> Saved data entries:
☆ ☆ ☆ ☆
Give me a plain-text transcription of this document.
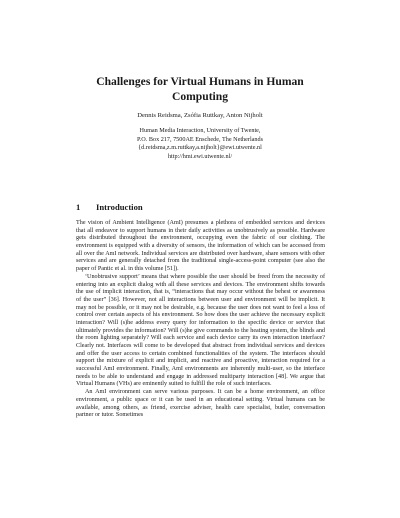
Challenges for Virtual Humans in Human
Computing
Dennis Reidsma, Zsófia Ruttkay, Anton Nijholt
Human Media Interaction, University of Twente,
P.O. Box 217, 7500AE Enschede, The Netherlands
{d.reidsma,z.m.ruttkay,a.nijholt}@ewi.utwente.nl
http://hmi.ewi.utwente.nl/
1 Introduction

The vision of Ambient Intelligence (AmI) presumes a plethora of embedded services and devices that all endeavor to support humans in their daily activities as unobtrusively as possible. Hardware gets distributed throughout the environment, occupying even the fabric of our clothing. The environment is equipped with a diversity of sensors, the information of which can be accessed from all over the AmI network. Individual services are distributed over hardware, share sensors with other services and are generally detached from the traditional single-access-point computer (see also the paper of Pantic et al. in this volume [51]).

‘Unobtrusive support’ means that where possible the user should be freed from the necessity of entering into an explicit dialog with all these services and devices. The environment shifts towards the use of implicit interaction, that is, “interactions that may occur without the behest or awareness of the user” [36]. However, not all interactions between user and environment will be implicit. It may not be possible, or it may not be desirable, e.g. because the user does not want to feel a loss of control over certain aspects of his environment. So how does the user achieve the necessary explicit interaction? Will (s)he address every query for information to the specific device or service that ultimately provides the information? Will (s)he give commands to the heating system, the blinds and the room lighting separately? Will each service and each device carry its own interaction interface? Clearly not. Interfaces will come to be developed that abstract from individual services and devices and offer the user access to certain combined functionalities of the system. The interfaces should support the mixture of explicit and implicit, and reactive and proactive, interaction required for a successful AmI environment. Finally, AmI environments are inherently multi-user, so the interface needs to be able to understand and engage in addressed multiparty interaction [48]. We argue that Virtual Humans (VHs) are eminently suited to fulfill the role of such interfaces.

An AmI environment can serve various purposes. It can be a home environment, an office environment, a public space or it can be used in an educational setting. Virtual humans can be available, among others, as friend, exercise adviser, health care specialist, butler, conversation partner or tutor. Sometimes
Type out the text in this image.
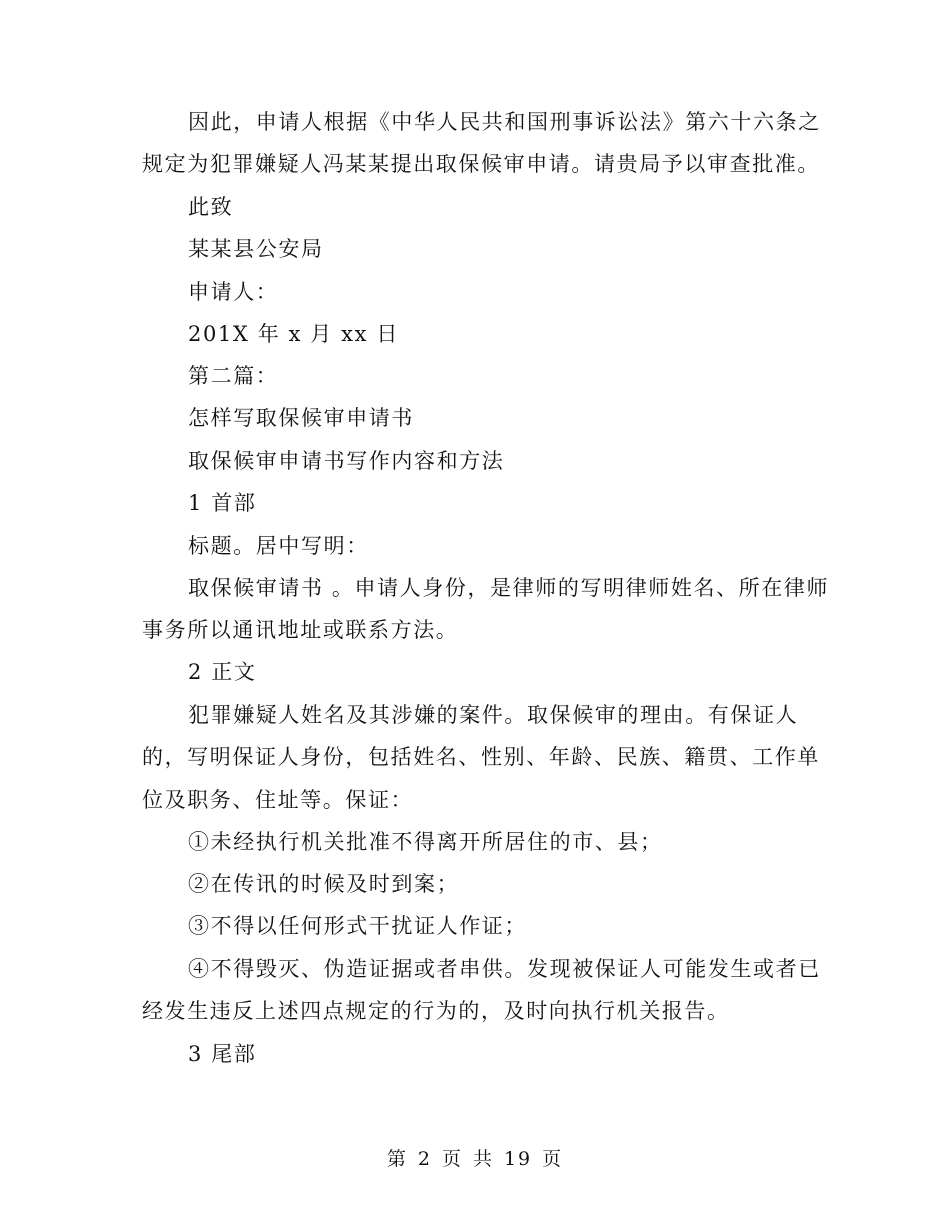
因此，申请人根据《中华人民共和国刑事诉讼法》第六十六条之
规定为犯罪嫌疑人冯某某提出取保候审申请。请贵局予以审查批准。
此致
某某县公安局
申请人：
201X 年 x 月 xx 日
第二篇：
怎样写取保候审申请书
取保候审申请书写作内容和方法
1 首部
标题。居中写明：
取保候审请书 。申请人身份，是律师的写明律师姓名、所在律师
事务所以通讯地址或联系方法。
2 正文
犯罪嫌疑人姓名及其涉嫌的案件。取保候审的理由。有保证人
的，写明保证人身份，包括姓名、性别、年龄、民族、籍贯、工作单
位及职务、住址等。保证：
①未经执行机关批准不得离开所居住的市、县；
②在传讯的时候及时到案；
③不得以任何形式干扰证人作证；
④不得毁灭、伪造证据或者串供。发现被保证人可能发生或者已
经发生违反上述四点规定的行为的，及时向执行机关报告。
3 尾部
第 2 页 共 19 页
☆ ☆ ☆ ☆
> CHALLENGE:
Extract all the entries word for word; omit any pictures.

> FINISHED ANSWER:
Give me a plain-text transcription of this document.
Challenges for Virtual Humans in Human
Computing
Dennis Reidsma, Zsófia Ruttkay, Anton Nijholt
Human Media Interaction, University of Twente,
P.O. Box 217, 7500AE Enschede, The Netherlands
{d.reidsma,z.m.ruttkay,a.nijholt}@ewi.utwente.nl
http://hmi.ewi.utwente.nl/
1 Introduction

The vision of Ambient Intelligence (AmI) presumes a plethora of embedded services and devices that all endeavor to support humans in their daily activities as unobtrusively as possible. Hardware gets distributed throughout the environment, occupying even the fabric of our clothing. The environment is equipped with a diversity of sensors, the information of which can be accessed from all over the AmI network. Individual services are distributed over hardware, share sensors with other services and are generally detached from the traditional single-access-point computer (see also the paper of Pantic et al. in this volume [51]).

‘Unobtrusive support’ means that where possible the user should be freed from the necessity of entering into an explicit dialog with all these services and devices. The environment shifts towards the use of implicit interaction, that is, “interactions that may occur without the behest or awareness of the user” [36]. However, not all interactions between user and environment will be implicit. It may not be possible, or it may not be desirable, e.g. because the user does not want to feel a loss of control over certain aspects of his environment. So how does the user achieve the necessary explicit interaction? Will (s)he address every query for information to the specific device or service that ultimately provides the information? Will (s)he give commands to the heating system, the blinds and the room lighting separately? Will each service and each device carry its own interaction interface? Clearly not. Interfaces will come to be developed that abstract from individual services and devices and offer the user access to certain combined functionalities of the system. The interfaces should support the mixture of explicit and implicit, and reactive and proactive, interaction required for a successful AmI environment. Finally, AmI environments are inherently multi-user, so the interface needs to be able to understand and engage in addressed multiparty interaction [48]. We argue that Virtual Humans (VHs) are eminently suited to fulfill the role of such interfaces.

An AmI environment can serve various purposes. It can be a home environment, an office environment, a public space or it can be used in an educational setting. Virtual humans can be available, among others, as friend, exercise adviser, health care specialist, butler, conversation partner or tutor. Sometimes
Type out the text in this image.
因此，申请人根据《中华人民共和国刑事诉讼法》第六十六条之
规定为犯罪嫌疑人冯某某提出取保候审申请。请贵局予以审查批准。
此致
某某县公安局
申请人：
201X 年 x 月 xx 日
第二篇：
怎样写取保候审申请书
取保候审申请书写作内容和方法
1 首部
标题。居中写明：
取保候审请书 。申请人身份，是律师的写明律师姓名、所在律师
事务所以通讯地址或联系方法。
2 正文
犯罪嫌疑人姓名及其涉嫌的案件。取保候审的理由。有保证人
的，写明保证人身份，包括姓名、性别、年龄、民族、籍贯、工作单
位及职务、住址等。保证：
①未经执行机关批准不得离开所居住的市、县；
②在传讯的时候及时到案；
③不得以任何形式干扰证人作证；
④不得毁灭、伪造证据或者串供。发现被保证人可能发生或者已
经发生违反上述四点规定的行为的，及时向执行机关报告。
3 尾部
第 2 页 共 19 页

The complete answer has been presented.